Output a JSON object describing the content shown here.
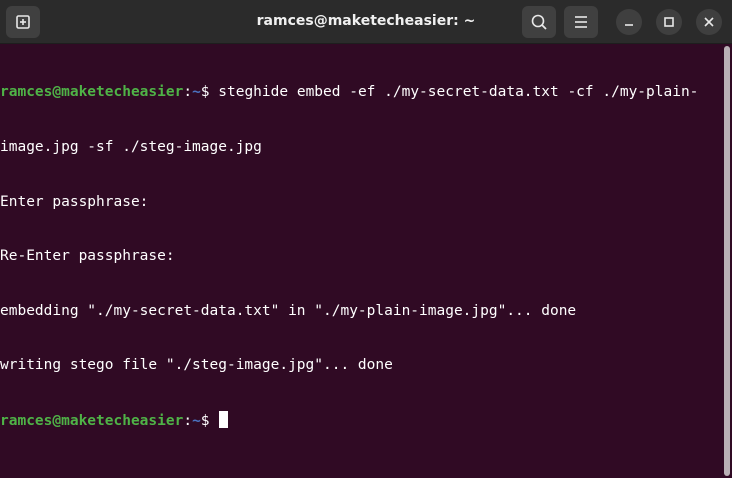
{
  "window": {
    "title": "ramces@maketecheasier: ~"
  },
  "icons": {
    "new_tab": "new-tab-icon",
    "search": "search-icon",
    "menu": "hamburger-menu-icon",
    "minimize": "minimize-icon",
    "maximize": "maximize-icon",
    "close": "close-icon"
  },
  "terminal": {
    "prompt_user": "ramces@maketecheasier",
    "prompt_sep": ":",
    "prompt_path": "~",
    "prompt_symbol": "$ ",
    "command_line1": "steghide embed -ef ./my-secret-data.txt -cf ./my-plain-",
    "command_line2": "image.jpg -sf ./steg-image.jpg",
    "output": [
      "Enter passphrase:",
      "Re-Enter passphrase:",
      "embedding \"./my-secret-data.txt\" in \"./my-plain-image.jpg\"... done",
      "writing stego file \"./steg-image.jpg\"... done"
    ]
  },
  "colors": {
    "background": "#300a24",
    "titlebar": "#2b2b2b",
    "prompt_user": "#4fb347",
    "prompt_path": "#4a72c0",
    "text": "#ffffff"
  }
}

> STATED PROBLEM
Only lines with "maketecheasier" are wanted here; list each of them.

> SOLVED PROBLEM
    "title": "ramces@maketecheasier: ~"
    "prompt_user": "ramces@maketecheasier",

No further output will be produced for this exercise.